» Selected passage
# # # # #

The Black Panther Party (originally called the Black Panther Party for Self-Defense) was an African-American organization established to promote civil rights and self-defense. It was active in the United States from the mid-1960s into the 1970s.

 

Bobby Seale one of the leaders of the BBP, was born in Dallas, Texas in 1936. He became active in the civil rights movement after listening to a speech by Malcolm X at a public meeting. He joined Huey Newton in 1966 to form the BBP. Huey Newton was born in Monroe in 1942; his father was an active member of the National Association for the Advancement of Coloured People (NAACP). Newton met Seale at the Merritt College in Oakland, California.

 

The Panthers were a violent organization taking advantage of the Californian law which made it legal to carry a firearm but only if it was on show and not pointed at anyone. The Panthers also were a sociable organization; The Black Panthers also ran medical clinics and provided free food to school children.

The leaders of the Black Panthers were influenced by the ideas expressed by Malcolm X in the final months of his life. The Panthers therefore argued for international working class unity and supported joint action with white revolutionary groups. The Black Panthers eventually developed into a collective revolutionary group.

# # # # #

» Dataset excerpts
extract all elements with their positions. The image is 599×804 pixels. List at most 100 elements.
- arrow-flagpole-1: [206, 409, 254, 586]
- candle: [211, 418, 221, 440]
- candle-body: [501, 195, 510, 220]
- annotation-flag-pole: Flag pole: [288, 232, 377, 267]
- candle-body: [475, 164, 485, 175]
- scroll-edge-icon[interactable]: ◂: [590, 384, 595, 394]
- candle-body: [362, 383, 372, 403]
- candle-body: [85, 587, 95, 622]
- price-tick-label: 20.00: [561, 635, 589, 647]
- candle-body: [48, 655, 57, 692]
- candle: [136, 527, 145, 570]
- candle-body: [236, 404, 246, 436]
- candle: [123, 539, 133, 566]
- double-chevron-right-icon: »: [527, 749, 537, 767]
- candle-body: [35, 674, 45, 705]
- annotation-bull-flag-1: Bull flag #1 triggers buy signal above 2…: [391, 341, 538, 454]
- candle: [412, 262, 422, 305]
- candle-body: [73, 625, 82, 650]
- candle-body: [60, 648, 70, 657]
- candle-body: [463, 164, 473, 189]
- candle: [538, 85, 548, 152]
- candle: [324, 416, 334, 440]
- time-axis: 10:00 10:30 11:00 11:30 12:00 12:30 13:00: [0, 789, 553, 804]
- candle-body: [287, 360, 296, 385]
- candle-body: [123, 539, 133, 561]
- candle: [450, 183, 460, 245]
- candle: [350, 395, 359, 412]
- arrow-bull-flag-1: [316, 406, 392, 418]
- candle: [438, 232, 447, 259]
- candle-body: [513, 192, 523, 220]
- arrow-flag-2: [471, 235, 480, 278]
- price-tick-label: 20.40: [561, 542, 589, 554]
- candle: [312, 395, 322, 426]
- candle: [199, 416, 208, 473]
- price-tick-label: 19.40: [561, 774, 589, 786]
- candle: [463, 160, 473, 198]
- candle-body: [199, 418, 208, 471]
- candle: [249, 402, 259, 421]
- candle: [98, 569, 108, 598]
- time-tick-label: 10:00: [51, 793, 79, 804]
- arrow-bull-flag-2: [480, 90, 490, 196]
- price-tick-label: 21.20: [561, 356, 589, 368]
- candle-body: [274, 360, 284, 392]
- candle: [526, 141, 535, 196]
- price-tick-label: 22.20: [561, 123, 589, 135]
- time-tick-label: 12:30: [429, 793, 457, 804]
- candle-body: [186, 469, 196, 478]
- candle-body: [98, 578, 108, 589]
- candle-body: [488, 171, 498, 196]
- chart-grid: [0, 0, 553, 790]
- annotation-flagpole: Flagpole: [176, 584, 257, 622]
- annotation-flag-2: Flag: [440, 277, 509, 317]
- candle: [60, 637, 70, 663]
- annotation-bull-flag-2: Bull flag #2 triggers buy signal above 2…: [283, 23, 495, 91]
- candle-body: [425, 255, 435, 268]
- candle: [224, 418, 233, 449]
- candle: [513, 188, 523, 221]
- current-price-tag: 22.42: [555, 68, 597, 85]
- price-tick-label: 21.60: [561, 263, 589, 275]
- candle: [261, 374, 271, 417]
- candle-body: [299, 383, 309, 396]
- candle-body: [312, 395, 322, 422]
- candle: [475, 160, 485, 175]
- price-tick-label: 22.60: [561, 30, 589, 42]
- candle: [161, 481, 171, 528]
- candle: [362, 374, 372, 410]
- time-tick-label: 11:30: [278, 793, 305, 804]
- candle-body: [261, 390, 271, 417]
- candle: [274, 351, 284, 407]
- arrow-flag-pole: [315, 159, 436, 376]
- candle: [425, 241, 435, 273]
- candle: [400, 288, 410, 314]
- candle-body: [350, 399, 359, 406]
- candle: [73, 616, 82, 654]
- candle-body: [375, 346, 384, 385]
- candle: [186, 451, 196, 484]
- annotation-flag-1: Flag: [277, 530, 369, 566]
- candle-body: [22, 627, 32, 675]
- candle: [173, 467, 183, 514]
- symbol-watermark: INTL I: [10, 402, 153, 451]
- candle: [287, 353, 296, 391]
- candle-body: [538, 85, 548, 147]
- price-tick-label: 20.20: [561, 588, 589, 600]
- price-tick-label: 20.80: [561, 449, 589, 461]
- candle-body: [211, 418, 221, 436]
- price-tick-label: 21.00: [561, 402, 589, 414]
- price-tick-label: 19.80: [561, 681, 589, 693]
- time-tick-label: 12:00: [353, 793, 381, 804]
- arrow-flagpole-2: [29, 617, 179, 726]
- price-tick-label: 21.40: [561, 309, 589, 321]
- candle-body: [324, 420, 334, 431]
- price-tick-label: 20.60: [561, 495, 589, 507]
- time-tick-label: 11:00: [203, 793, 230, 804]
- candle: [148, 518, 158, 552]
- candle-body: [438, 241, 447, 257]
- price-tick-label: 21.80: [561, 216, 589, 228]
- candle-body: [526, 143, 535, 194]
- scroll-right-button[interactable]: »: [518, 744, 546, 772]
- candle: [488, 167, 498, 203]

# # # # #

» Problems to work on
**1.** Please answer these questions about the Black Panther Party passage:
(a) During which years was the party active in the United States?
(b) Where did Newton meet Seale?
(c) What two services did the Black Panthers run for their communities?
**2.** Write a continuation of the Black Panther Party passage, starting after its last sentence.

» Results of the exercise
**1.**
(a) From the mid-1960s into the 1970s.
(b) At the Merritt College in Oakland, California.
(c) Medical clinics and free food for school children.

**2.**
 

 

 

The party platform consisted of ten points ("We want..."):

1. Freedom and Self-determination

 

2. Full employment for all Black people

 

3 Restitution for slave labor and mass murder of Black people

 

4. Decent housing.

 

5. Education to give Black people knowledge of self and expose the true history of American society

 

6. Exemption from military service for all Black men who should not be forced to defend a racist government.

 

7. An immediate end to police brutality

 

8. Release from prison for all Black people because they have not received a fair and impartial trial

 

9. All Black people who are brought to trial to be tried by a jury of their peers from the Black community.

 

10. Land, bread, housing, education, clothing, justice and peace. As a major political objective, a United Nations supervised plebiscite for Black Americans to determine their will as to their national destiny.

 

From the fall of 1967 through the end of 1969, nine police officers were killed, and 56 were wounded in confrontations with the BPP. In 1969, 348 Panthers were arrested for a number of crimes.

 

On April 25th, 1967, the first issue of The Black Panther, the party's official news organ, goes into distribution. In the following month, the party marches on the California state capital fully armed, in protest of the state's attempt to outlaw carrying loaded weapons in public. Bobby Seale read a statement of protest; while the police responded by immediately arresting him and all 30 armed Panthers.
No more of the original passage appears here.